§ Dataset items
######
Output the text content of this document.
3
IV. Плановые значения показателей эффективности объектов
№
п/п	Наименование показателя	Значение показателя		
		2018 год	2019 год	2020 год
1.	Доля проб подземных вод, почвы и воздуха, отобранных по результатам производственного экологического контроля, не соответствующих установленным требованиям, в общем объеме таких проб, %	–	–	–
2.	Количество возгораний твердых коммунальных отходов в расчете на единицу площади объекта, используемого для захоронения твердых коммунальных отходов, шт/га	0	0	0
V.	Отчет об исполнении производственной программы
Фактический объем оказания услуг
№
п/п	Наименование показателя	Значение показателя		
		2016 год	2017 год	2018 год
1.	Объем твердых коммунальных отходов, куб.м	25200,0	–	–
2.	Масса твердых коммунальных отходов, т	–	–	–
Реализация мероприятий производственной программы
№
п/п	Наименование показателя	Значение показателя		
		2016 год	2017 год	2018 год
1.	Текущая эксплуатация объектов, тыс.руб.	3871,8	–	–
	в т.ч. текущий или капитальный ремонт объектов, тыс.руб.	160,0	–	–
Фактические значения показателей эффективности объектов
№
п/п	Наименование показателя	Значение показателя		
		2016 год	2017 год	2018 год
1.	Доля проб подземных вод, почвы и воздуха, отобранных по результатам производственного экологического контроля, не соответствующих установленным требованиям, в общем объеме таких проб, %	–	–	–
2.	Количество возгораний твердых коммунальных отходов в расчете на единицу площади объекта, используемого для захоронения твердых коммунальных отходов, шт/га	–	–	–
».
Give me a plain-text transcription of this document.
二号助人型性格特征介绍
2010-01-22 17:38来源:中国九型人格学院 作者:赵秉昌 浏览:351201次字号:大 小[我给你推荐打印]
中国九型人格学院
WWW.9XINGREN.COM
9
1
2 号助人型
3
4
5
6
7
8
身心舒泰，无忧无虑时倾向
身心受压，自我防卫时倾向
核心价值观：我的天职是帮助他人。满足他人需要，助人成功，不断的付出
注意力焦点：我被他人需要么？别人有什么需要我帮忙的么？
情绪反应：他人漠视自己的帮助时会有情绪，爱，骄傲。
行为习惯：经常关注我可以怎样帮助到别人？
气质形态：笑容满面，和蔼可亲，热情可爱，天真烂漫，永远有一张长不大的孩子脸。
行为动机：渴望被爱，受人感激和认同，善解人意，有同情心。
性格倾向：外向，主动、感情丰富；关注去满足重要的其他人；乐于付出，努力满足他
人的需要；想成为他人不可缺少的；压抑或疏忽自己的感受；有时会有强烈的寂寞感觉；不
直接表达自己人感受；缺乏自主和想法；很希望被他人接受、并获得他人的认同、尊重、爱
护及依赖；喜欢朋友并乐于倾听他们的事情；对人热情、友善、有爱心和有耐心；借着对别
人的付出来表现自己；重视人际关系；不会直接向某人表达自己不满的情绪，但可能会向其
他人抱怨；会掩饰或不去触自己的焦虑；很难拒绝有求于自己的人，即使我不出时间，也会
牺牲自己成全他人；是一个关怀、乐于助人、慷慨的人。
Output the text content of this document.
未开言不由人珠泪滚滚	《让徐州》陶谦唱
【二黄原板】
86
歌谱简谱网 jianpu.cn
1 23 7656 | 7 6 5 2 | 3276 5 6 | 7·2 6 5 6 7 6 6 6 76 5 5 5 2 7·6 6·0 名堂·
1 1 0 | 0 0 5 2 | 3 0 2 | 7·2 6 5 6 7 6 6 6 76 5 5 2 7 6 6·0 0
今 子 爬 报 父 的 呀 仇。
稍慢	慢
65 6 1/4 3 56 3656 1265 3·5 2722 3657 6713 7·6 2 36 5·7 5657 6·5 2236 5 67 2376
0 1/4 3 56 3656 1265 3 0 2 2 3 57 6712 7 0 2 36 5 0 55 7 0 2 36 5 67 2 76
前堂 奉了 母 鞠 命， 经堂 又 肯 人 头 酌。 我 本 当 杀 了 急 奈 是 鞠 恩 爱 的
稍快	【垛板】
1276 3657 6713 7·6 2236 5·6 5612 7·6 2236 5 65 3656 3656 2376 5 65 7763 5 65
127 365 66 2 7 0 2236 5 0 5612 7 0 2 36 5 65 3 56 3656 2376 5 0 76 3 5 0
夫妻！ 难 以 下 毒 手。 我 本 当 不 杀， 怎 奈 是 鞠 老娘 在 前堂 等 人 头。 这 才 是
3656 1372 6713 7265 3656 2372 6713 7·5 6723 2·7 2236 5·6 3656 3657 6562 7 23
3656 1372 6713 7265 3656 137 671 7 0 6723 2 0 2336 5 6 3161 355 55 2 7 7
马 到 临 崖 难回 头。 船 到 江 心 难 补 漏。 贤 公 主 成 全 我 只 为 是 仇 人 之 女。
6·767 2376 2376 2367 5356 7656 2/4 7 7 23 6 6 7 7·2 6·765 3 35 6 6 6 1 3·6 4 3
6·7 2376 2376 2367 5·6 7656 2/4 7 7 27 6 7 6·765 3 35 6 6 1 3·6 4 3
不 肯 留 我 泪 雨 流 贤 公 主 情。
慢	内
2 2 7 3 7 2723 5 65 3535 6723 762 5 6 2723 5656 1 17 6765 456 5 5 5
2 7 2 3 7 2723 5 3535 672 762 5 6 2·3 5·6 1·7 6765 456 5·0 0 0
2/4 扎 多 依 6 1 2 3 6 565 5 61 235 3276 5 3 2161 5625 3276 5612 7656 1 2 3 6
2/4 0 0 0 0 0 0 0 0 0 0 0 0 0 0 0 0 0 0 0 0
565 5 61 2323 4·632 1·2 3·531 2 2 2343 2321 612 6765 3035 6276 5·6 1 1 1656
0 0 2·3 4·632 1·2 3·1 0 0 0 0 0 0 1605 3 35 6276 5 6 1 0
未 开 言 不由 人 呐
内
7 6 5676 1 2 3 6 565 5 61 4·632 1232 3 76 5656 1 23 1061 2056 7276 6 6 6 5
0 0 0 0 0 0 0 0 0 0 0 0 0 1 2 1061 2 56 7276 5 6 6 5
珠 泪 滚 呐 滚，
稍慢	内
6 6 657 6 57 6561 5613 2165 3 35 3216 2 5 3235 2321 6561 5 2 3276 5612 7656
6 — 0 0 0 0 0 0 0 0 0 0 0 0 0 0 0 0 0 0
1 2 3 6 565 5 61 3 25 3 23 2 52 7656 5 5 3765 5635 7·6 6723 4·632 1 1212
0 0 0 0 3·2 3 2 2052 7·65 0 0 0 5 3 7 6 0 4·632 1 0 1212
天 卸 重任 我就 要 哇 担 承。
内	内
######
§ OBJECTIVE
Generate an exact reproduction of all entries.

§ FINAL RESULT
Output the text content of this document.
3
IV. Плановые значения показателей эффективности объектов
№
п/п	Наименование показателя	Значение показателя		
		2018 год	2019 год	2020 год
1.	Доля проб подземных вод, почвы и воздуха, отобранных по результатам производственного экологического контроля, не соответствующих установленным требованиям, в общем объеме таких проб, %	–	–	–
2.	Количество возгораний твердых коммунальных отходов в расчете на единицу площади объекта, используемого для захоронения твердых коммунальных отходов, шт/га	0	0	0
V.	Отчет об исполнении производственной программы
Фактический объем оказания услуг
№
п/п	Наименование показателя	Значение показателя		
		2016 год	2017 год	2018 год
1.	Объем твердых коммунальных отходов, куб.м	25200,0	–	–
2.	Масса твердых коммунальных отходов, т	–	–	–
Реализация мероприятий производственной программы
№
п/п	Наименование показателя	Значение показателя		
		2016 год	2017 год	2018 год
1.	Текущая эксплуатация объектов, тыс.руб.	3871,8	–	–
	в т.ч. текущий или капитальный ремонт объектов, тыс.руб.	160,0	–	–
Фактические значения показателей эффективности объектов
№
п/п	Наименование показателя	Значение показателя		
		2016 год	2017 год	2018 год
1.	Доля проб подземных вод, почвы и воздуха, отобранных по результатам производственного экологического контроля, не соответствующих установленным требованиям, в общем объеме таких проб, %	–	–	–
2.	Количество возгораний твердых коммунальных отходов в расчете на единицу площади объекта, используемого для захоронения твердых коммунальных отходов, шт/га	–	–	–
».
Give me a plain-text transcription of this document.
二号助人型性格特征介绍
2010-01-22 17:38来源:中国九型人格学院 作者:赵秉昌 浏览:351201次字号:大 小[我给你推荐打印]
中国九型人格学院
WWW.9XINGREN.COM
9
1
2 号助人型
3
4
5
6
7
8
身心舒泰，无忧无虑时倾向
身心受压，自我防卫时倾向
核心价值观：我的天职是帮助他人。满足他人需要，助人成功，不断的付出
注意力焦点：我被他人需要么？别人有什么需要我帮忙的么？
情绪反应：他人漠视自己的帮助时会有情绪，爱，骄傲。
行为习惯：经常关注我可以怎样帮助到别人？
气质形态：笑容满面，和蔼可亲，热情可爱，天真烂漫，永远有一张长不大的孩子脸。
行为动机：渴望被爱，受人感激和认同，善解人意，有同情心。
性格倾向：外向，主动、感情丰富；关注去满足重要的其他人；乐于付出，努力满足他
人的需要；想成为他人不可缺少的；压抑或疏忽自己的感受；有时会有强烈的寂寞感觉；不
直接表达自己人感受；缺乏自主和想法；很希望被他人接受、并获得他人的认同、尊重、爱
护及依赖；喜欢朋友并乐于倾听他们的事情；对人热情、友善、有爱心和有耐心；借着对别
人的付出来表现自己；重视人际关系；不会直接向某人表达自己不满的情绪，但可能会向其
他人抱怨；会掩饰或不去触自己的焦虑；很难拒绝有求于自己的人，即使我不出时间，也会
牺牲自己成全他人；是一个关怀、乐于助人、慷慨的人。
Output the text content of this document.
未开言不由人珠泪滚滚	《让徐州》陶谦唱
【二黄原板】
86
歌谱简谱网 jianpu.cn
1 23 7656 | 7 6 5 2 | 3276 5 6 | 7·2 6 5 6 7 6 6 6 76 5 5 5 2 7·6 6·0 名堂·
1 1 0 | 0 0 5 2 | 3 0 2 | 7·2 6 5 6 7 6 6 6 76 5 5 2 7 6 6·0 0
今 子 爬 报 父 的 呀 仇。
稍慢	慢
65 6 1/4 3 56 3656 1265 3·5 2722 3657 6713 7·6 2 36 5·7 5657 6·5 2236 5 67 2376
0 1/4 3 56 3656 1265 3 0 2 2 3 57 6712 7 0 2 36 5 0 55 7 0 2 36 5 67 2 76
前堂 奉了 母 鞠 命， 经堂 又 肯 人 头 酌。 我 本 当 杀 了 急 奈 是 鞠 恩 爱 的
稍快	【垛板】
1276 3657 6713 7·6 2236 5·6 5612 7·6 2236 5 65 3656 3656 2376 5 65 7763 5 65
127 365 66 2 7 0 2236 5 0 5612 7 0 2 36 5 65 3 56 3656 2376 5 0 76 3 5 0
夫妻！ 难 以 下 毒 手。 我 本 当 不 杀， 怎 奈 是 鞠 老娘 在 前堂 等 人 头。 这 才 是
3656 1372 6713 7265 3656 2372 6713 7·5 6723 2·7 2236 5·6 3656 3657 6562 7 23
3656 1372 6713 7265 3656 137 671 7 0 6723 2 0 2336 5 6 3161 355 55 2 7 7
马 到 临 崖 难回 头。 船 到 江 心 难 补 漏。 贤 公 主 成 全 我 只 为 是 仇 人 之 女。
6·767 2376 2376 2367 5356 7656 2/4 7 7 23 6 6 7 7·2 6·765 3 35 6 6 6 1 3·6 4 3
6·7 2376 2376 2367 5·6 7656 2/4 7 7 27 6 7 6·765 3 35 6 6 1 3·6 4 3
不 肯 留 我 泪 雨 流 贤 公 主 情。
慢	内
2 2 7 3 7 2723 5 65 3535 6723 762 5 6 2723 5656 1 17 6765 456 5 5 5
2 7 2 3 7 2723 5 3535 672 762 5 6 2·3 5·6 1·7 6765 456 5·0 0 0
2/4 扎 多 依 6 1 2 3 6 565 5 61 235 3276 5 3 2161 5625 3276 5612 7656 1 2 3 6
2/4 0 0 0 0 0 0 0 0 0 0 0 0 0 0 0 0 0 0 0 0
565 5 61 2323 4·632 1·2 3·531 2 2 2343 2321 612 6765 3035 6276 5·6 1 1 1656
0 0 2·3 4·632 1·2 3·1 0 0 0 0 0 0 1605 3 35 6276 5 6 1 0
未 开 言 不由 人 呐
内
7 6 5676 1 2 3 6 565 5 61 4·632 1232 3 76 5656 1 23 1061 2056 7276 6 6 6 5
0 0 0 0 0 0 0 0 0 0 0 0 0 1 2 1061 2 56 7276 5 6 6 5
珠 泪 滚 呐 滚，
稍慢	内
6 6 657 6 57 6561 5613 2165 3 35 3216 2 5 3235 2321 6561 5 2 3276 5612 7656
6 — 0 0 0 0 0 0 0 0 0 0 0 0 0 0 0 0 0 0
1 2 3 6 565 5 61 3 25 3 23 2 52 7656 5 5 3765 5635 7·6 6723 4·632 1 1212
0 0 0 0 3·2 3 2 2052 7·65 0 0 0 5 3 7 6 0 4·632 1 0 1212
天 卸 重任 我就 要 哇 担 承。
内	内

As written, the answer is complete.